▸ Stated problem
Repeat the listing in full, preserving every character.

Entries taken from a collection

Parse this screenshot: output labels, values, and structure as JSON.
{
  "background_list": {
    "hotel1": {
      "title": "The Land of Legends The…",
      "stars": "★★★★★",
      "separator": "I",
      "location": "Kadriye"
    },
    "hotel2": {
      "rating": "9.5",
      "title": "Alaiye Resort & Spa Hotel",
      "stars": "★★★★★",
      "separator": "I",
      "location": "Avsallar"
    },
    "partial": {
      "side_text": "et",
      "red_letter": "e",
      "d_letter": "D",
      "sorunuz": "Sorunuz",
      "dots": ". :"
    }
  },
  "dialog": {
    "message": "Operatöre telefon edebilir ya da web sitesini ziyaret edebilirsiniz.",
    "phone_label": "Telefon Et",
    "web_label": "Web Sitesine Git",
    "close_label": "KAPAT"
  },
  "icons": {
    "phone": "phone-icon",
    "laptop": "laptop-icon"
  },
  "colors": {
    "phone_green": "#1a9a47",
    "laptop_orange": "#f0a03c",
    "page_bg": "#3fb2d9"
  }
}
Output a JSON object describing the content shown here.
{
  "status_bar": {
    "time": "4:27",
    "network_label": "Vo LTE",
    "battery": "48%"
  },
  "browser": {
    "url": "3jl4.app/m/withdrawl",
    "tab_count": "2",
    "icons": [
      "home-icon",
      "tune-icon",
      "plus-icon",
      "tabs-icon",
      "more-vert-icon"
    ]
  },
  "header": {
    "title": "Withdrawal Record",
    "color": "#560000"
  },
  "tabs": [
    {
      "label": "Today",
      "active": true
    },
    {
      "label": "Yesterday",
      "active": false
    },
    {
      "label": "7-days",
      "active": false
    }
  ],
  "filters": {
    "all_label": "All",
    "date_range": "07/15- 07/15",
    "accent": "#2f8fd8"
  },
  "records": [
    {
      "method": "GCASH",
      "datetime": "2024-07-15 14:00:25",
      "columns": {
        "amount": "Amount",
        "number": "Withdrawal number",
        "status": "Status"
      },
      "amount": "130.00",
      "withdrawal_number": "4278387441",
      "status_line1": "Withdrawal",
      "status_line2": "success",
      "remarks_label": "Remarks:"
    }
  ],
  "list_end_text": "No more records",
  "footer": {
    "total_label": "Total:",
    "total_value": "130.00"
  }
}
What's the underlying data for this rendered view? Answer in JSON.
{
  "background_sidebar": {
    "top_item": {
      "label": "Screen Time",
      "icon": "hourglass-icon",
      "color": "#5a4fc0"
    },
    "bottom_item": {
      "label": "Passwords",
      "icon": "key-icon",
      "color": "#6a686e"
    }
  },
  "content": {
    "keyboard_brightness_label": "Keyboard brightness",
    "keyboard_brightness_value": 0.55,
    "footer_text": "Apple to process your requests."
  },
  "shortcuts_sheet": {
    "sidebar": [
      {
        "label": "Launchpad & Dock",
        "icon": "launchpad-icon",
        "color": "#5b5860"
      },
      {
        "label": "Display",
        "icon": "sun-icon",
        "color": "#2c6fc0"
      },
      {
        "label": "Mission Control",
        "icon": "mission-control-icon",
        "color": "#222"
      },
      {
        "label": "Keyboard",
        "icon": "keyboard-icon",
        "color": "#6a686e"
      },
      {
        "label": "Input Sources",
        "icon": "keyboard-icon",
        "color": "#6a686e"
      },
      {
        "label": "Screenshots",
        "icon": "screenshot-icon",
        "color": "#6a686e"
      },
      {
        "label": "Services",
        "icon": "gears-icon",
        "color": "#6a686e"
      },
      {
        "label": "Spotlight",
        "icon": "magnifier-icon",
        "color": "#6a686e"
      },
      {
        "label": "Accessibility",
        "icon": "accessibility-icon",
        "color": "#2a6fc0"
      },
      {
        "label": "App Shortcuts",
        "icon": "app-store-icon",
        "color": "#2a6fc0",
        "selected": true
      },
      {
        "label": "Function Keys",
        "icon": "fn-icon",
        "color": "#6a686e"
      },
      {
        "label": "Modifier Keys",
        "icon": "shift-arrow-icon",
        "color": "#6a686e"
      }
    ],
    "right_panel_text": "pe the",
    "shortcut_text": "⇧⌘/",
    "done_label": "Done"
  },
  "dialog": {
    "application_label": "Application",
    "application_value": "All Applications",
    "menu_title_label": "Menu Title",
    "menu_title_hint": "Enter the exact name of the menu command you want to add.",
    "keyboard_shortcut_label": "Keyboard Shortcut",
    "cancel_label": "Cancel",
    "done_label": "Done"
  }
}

▸ Task answer
Parse this screenshot: output labels, values, and structure as JSON.
{
  "background_list": {
    "hotel1": {
      "title": "The Land of Legends The…",
      "stars": "★★★★★",
      "separator": "I",
      "location": "Kadriye"
    },
    "hotel2": {
      "rating": "9.5",
      "title": "Alaiye Resort & Spa Hotel",
      "stars": "★★★★★",
      "separator": "I",
      "location": "Avsallar"
    },
    "partial": {
      "side_text": "et",
      "red_letter": "e",
      "d_letter": "D",
      "sorunuz": "Sorunuz",
      "dots": ". :"
    }
  },
  "dialog": {
    "message": "Operatöre telefon edebilir ya da web sitesini ziyaret edebilirsiniz.",
    "phone_label": "Telefon Et",
    "web_label": "Web Sitesine Git",
    "close_label": "KAPAT"
  },
  "icons": {
    "phone": "phone-icon",
    "laptop": "laptop-icon"
  },
  "colors": {
    "phone_green": "#1a9a47",
    "laptop_orange": "#f0a03c",
    "page_bg": "#3fb2d9"
  }
}
Output a JSON object describing the content shown here.
{
  "status_bar": {
    "time": "4:27",
    "network_label": "Vo LTE",
    "battery": "48%"
  },
  "browser": {
    "url": "3jl4.app/m/withdrawl",
    "tab_count": "2",
    "icons": [
      "home-icon",
      "tune-icon",
      "plus-icon",
      "tabs-icon",
      "more-vert-icon"
    ]
  },
  "header": {
    "title": "Withdrawal Record",
    "color": "#560000"
  },
  "tabs": [
    {
      "label": "Today",
      "active": true
    },
    {
      "label": "Yesterday",
      "active": false
    },
    {
      "label": "7-days",
      "active": false
    }
  ],
  "filters": {
    "all_label": "All",
    "date_range": "07/15- 07/15",
    "accent": "#2f8fd8"
  },
  "records": [
    {
      "method": "GCASH",
      "datetime": "2024-07-15 14:00:25",
      "columns": {
        "amount": "Amount",
        "number": "Withdrawal number",
        "status": "Status"
      },
      "amount": "130.00",
      "withdrawal_number": "4278387441",
      "status_line1": "Withdrawal",
      "status_line2": "success",
      "remarks_label": "Remarks:"
    }
  ],
  "list_end_text": "No more records",
  "footer": {
    "total_label": "Total:",
    "total_value": "130.00"
  }
}
What's the underlying data for this rendered view? Answer in JSON.
{
  "background_sidebar": {
    "top_item": {
      "label": "Screen Time",
      "icon": "hourglass-icon",
      "color": "#5a4fc0"
    },
    "bottom_item": {
      "label": "Passwords",
      "icon": "key-icon",
      "color": "#6a686e"
    }
  },
  "content": {
    "keyboard_brightness_label": "Keyboard brightness",
    "keyboard_brightness_value": 0.55,
    "footer_text": "Apple to process your requests."
  },
  "shortcuts_sheet": {
    "sidebar": [
      {
        "label": "Launchpad & Dock",
        "icon": "launchpad-icon",
        "color": "#5b5860"
      },
      {
        "label": "Display",
        "icon": "sun-icon",
        "color": "#2c6fc0"
      },
      {
        "label": "Mission Control",
        "icon": "mission-control-icon",
        "color": "#222"
      },
      {
        "label": "Keyboard",
        "icon": "keyboard-icon",
        "color": "#6a686e"
      },
      {
        "label": "Input Sources",
        "icon": "keyboard-icon",
        "color": "#6a686e"
      },
      {
        "label": "Screenshots",
        "icon": "screenshot-icon",
        "color": "#6a686e"
      },
      {
        "label": "Services",
        "icon": "gears-icon",
        "color": "#6a686e"
      },
      {
        "label": "Spotlight",
        "icon": "magnifier-icon",
        "color": "#6a686e"
      },
      {
        "label": "Accessibility",
        "icon": "accessibility-icon",
        "color": "#2a6fc0"
      },
      {
        "label": "App Shortcuts",
        "icon": "app-store-icon",
        "color": "#2a6fc0",
        "selected": true
      },
      {
        "label": "Function Keys",
        "icon": "fn-icon",
        "color": "#6a686e"
      },
      {
        "label": "Modifier Keys",
        "icon": "shift-arrow-icon",
        "color": "#6a686e"
      }
    ],
    "right_panel_text": "pe the",
    "shortcut_text": "⇧⌘/",
    "done_label": "Done"
  },
  "dialog": {
    "application_label": "Application",
    "application_value": "All Applications",
    "menu_title_label": "Menu Title",
    "menu_title_hint": "Enter the exact name of the menu command you want to add.",
    "keyboard_shortcut_label": "Keyboard Shortcut",
    "cancel_label": "Cancel",
    "done_label": "Done"
  }
}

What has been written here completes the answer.